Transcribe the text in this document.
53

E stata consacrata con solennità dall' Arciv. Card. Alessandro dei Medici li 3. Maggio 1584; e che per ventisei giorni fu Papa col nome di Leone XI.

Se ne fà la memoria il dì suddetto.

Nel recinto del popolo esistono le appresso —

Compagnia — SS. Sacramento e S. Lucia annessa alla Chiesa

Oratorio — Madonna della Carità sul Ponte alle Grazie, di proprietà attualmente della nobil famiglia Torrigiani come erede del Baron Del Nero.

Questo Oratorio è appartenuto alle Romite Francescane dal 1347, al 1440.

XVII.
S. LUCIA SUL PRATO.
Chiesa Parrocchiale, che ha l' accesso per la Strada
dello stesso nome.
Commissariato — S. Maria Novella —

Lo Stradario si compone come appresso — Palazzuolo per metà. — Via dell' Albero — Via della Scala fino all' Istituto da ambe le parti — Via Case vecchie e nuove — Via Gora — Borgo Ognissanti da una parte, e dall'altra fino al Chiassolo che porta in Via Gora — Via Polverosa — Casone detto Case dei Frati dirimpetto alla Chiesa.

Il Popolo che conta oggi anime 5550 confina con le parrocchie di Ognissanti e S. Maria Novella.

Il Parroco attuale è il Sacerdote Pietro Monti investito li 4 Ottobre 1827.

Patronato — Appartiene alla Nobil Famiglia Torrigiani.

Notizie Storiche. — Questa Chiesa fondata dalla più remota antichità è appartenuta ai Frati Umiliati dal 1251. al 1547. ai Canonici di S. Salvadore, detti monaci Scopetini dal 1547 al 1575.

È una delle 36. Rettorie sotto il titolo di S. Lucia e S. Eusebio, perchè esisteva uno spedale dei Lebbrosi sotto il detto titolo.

──────

**Goal of the exercise:**
List all lines above in which the string "Oratorio" appears.

**Answer to this problem:**
Oratorio — Madonna della Carità sul Ponte alle Grazie, di proprietà attualmente della nobil famiglia Torrigiani come erede del Baron Del Nero.
Questo Oratorio è appartenuto alle Romite Francescane dal 1347, al 1440.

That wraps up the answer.